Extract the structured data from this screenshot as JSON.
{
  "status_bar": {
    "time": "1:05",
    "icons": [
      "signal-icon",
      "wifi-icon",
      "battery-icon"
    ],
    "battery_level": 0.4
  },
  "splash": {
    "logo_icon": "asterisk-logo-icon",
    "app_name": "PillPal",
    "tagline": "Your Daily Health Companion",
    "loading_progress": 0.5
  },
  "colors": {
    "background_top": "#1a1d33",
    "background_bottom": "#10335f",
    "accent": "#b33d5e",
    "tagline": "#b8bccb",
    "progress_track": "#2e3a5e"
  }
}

--

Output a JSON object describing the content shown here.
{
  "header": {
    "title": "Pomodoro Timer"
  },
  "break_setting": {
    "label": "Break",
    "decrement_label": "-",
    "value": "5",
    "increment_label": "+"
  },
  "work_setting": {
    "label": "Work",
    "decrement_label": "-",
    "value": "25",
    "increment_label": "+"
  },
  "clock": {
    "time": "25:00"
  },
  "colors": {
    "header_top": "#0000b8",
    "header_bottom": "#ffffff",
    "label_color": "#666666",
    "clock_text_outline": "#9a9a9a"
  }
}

...

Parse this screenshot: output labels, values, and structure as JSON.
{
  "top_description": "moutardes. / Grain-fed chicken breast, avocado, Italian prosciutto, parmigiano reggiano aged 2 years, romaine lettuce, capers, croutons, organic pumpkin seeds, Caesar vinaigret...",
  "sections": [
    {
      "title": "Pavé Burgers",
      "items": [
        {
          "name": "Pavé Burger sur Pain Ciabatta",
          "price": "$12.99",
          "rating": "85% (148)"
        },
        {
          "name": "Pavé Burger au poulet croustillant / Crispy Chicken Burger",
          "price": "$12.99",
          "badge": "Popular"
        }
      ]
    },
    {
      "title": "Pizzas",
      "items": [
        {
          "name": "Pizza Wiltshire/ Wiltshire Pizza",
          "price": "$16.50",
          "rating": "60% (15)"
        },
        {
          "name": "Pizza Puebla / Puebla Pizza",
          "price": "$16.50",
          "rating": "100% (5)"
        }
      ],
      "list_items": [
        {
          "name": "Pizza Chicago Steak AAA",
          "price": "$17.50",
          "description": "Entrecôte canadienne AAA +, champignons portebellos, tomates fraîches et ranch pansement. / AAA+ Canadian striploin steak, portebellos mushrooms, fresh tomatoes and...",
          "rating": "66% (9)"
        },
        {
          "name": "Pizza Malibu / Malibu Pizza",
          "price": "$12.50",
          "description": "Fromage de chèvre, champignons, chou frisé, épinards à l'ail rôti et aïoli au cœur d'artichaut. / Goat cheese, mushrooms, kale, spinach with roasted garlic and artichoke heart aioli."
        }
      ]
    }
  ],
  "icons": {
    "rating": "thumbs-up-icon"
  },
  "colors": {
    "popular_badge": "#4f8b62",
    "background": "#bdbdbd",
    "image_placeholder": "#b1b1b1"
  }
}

Brief: The answer is a single number, the count of lines in the records that contain the string "this".

The solution: 2